====== Given records ======

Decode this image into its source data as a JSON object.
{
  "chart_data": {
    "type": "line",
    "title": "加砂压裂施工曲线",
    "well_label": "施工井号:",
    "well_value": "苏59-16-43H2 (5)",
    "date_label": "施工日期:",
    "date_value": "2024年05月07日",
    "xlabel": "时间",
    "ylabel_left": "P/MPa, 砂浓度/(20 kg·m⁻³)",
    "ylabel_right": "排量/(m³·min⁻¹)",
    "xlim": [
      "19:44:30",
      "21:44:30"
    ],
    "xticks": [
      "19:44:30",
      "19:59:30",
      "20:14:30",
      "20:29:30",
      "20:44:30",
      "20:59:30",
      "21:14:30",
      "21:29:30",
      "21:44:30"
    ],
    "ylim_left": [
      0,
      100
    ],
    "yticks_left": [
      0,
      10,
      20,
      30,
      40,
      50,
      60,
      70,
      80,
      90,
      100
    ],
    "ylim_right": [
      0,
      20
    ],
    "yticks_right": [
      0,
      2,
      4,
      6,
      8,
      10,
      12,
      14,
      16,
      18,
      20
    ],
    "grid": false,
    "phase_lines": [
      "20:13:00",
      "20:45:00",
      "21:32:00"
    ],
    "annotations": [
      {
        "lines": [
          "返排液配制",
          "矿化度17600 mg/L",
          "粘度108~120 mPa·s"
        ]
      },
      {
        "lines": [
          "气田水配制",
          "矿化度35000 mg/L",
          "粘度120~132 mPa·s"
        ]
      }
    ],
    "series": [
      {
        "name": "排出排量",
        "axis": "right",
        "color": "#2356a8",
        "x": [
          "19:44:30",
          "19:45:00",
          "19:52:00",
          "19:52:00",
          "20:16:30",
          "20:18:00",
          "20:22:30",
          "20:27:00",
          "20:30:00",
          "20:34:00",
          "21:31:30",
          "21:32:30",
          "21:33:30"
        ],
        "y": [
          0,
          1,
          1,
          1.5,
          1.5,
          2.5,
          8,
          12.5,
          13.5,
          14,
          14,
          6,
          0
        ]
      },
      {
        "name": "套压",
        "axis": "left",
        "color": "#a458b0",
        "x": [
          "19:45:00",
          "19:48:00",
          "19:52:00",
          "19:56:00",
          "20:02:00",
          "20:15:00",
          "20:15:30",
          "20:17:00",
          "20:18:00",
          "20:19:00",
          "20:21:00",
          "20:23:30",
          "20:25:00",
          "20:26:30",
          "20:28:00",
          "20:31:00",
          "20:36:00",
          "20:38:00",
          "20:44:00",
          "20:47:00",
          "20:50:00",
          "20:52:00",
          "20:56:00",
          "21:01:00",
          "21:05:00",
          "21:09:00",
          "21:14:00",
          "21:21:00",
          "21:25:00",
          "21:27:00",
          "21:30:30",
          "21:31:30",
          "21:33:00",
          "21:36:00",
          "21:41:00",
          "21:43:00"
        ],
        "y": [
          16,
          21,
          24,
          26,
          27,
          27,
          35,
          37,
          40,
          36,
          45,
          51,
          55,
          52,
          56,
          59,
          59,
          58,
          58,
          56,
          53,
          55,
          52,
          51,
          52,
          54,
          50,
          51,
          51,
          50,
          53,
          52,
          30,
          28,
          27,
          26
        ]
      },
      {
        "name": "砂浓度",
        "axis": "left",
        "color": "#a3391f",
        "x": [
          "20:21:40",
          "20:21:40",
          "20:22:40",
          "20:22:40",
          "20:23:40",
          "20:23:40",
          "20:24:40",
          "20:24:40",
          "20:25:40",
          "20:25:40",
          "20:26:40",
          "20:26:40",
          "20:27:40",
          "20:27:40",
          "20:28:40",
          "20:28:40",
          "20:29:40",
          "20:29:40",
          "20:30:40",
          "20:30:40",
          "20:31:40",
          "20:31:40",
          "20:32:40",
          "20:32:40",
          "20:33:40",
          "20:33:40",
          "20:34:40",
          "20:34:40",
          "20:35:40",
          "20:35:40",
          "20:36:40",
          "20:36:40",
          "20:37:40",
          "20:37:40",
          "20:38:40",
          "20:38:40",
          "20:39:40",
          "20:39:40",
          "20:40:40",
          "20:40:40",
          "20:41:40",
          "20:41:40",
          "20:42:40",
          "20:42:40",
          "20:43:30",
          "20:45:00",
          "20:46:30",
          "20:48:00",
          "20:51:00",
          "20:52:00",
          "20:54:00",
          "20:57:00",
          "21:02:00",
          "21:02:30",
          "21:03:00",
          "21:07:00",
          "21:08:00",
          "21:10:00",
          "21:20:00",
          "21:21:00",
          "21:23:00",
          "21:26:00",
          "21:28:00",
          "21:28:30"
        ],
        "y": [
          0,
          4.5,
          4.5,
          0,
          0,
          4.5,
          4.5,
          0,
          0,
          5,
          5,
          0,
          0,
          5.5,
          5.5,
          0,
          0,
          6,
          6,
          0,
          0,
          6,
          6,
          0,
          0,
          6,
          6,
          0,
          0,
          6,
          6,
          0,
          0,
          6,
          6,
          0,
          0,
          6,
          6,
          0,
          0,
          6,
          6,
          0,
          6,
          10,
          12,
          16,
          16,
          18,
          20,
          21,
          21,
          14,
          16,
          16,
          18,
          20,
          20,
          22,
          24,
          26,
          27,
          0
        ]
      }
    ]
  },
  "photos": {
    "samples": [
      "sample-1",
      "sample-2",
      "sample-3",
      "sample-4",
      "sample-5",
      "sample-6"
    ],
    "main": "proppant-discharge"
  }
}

======

» What needs to be done
Each record above should be restated word for word.

» Result of this task
Decode this image into its source data as a JSON object.
{
  "chart_data": {
    "type": "line",
    "title": "加砂压裂施工曲线",
    "well_label": "施工井号:",
    "well_value": "苏59-16-43H2 (5)",
    "date_label": "施工日期:",
    "date_value": "2024年05月07日",
    "xlabel": "时间",
    "ylabel_left": "P/MPa, 砂浓度/(20 kg·m⁻³)",
    "ylabel_right": "排量/(m³·min⁻¹)",
    "xlim": [
      "19:44:30",
      "21:44:30"
    ],
    "xticks": [
      "19:44:30",
      "19:59:30",
      "20:14:30",
      "20:29:30",
      "20:44:30",
      "20:59:30",
      "21:14:30",
      "21:29:30",
      "21:44:30"
    ],
    "ylim_left": [
      0,
      100
    ],
    "yticks_left": [
      0,
      10,
      20,
      30,
      40,
      50,
      60,
      70,
      80,
      90,
      100
    ],
    "ylim_right": [
      0,
      20
    ],
    "yticks_right": [
      0,
      2,
      4,
      6,
      8,
      10,
      12,
      14,
      16,
      18,
      20
    ],
    "grid": false,
    "phase_lines": [
      "20:13:00",
      "20:45:00",
      "21:32:00"
    ],
    "annotations": [
      {
        "lines": [
          "返排液配制",
          "矿化度17600 mg/L",
          "粘度108~120 mPa·s"
        ]
      },
      {
        "lines": [
          "气田水配制",
          "矿化度35000 mg/L",
          "粘度120~132 mPa·s"
        ]
      }
    ],
    "series": [
      {
        "name": "排出排量",
        "axis": "right",
        "color": "#2356a8",
        "x": [
          "19:44:30",
          "19:45:00",
          "19:52:00",
          "19:52:00",
          "20:16:30",
          "20:18:00",
          "20:22:30",
          "20:27:00",
          "20:30:00",
          "20:34:00",
          "21:31:30",
          "21:32:30",
          "21:33:30"
        ],
        "y": [
          0,
          1,
          1,
          1.5,
          1.5,
          2.5,
          8,
          12.5,
          13.5,
          14,
          14,
          6,
          0
        ]
      },
      {
        "name": "套压",
        "axis": "left",
        "color": "#a458b0",
        "x": [
          "19:45:00",
          "19:48:00",
          "19:52:00",
          "19:56:00",
          "20:02:00",
          "20:15:00",
          "20:15:30",
          "20:17:00",
          "20:18:00",
          "20:19:00",
          "20:21:00",
          "20:23:30",
          "20:25:00",
          "20:26:30",
          "20:28:00",
          "20:31:00",
          "20:36:00",
          "20:38:00",
          "20:44:00",
          "20:47:00",
          "20:50:00",
          "20:52:00",
          "20:56:00",
          "21:01:00",
          "21:05:00",
          "21:09:00",
          "21:14:00",
          "21:21:00",
          "21:25:00",
          "21:27:00",
          "21:30:30",
          "21:31:30",
          "21:33:00",
          "21:36:00",
          "21:41:00",
          "21:43:00"
        ],
        "y": [
          16,
          21,
          24,
          26,
          27,
          27,
          35,
          37,
          40,
          36,
          45,
          51,
          55,
          52,
          56,
          59,
          59,
          58,
          58,
          56,
          53,
          55,
          52,
          51,
          52,
          54,
          50,
          51,
          51,
          50,
          53,
          52,
          30,
          28,
          27,
          26
        ]
      },
      {
        "name": "砂浓度",
        "axis": "left",
        "color": "#a3391f",
        "x": [
          "20:21:40",
          "20:21:40",
          "20:22:40",
          "20:22:40",
          "20:23:40",
          "20:23:40",
          "20:24:40",
          "20:24:40",
          "20:25:40",
          "20:25:40",
          "20:26:40",
          "20:26:40",
          "20:27:40",
          "20:27:40",
          "20:28:40",
          "20:28:40",
          "20:29:40",
          "20:29:40",
          "20:30:40",
          "20:30:40",
          "20:31:40",
          "20:31:40",
          "20:32:40",
          "20:32:40",
          "20:33:40",
          "20:33:40",
          "20:34:40",
          "20:34:40",
          "20:35:40",
          "20:35:40",
          "20:36:40",
          "20:36:40",
          "20:37:40",
          "20:37:40",
          "20:38:40",
          "20:38:40",
          "20:39:40",
          "20:39:40",
          "20:40:40",
          "20:40:40",
          "20:41:40",
          "20:41:40",
          "20:42:40",
          "20:42:40",
          "20:43:30",
          "20:45:00",
          "20:46:30",
          "20:48:00",
          "20:51:00",
          "20:52:00",
          "20:54:00",
          "20:57:00",
          "21:02:00",
          "21:02:30",
          "21:03:00",
          "21:07:00",
          "21:08:00",
          "21:10:00",
          "21:20:00",
          "21:21:00",
          "21:23:00",
          "21:26:00",
          "21:28:00",
          "21:28:30"
        ],
        "y": [
          0,
          4.5,
          4.5,
          0,
          0,
          4.5,
          4.5,
          0,
          0,
          5,
          5,
          0,
          0,
          5.5,
          5.5,
          0,
          0,
          6,
          6,
          0,
          0,
          6,
          6,
          0,
          0,
          6,
          6,
          0,
          0,
          6,
          6,
          0,
          0,
          6,
          6,
          0,
          0,
          6,
          6,
          0,
          0,
          6,
          6,
          0,
          6,
          10,
          12,
          16,
          16,
          18,
          20,
          21,
          21,
          14,
          16,
          16,
          18,
          20,
          20,
          22,
          24,
          26,
          27,
          0
        ]
      }
    ]
  },
  "photos": {
    "samples": [
      "sample-1",
      "sample-2",
      "sample-3",
      "sample-4",
      "sample-5",
      "sample-6"
    ],
    "main": "proppant-discharge"
  }
}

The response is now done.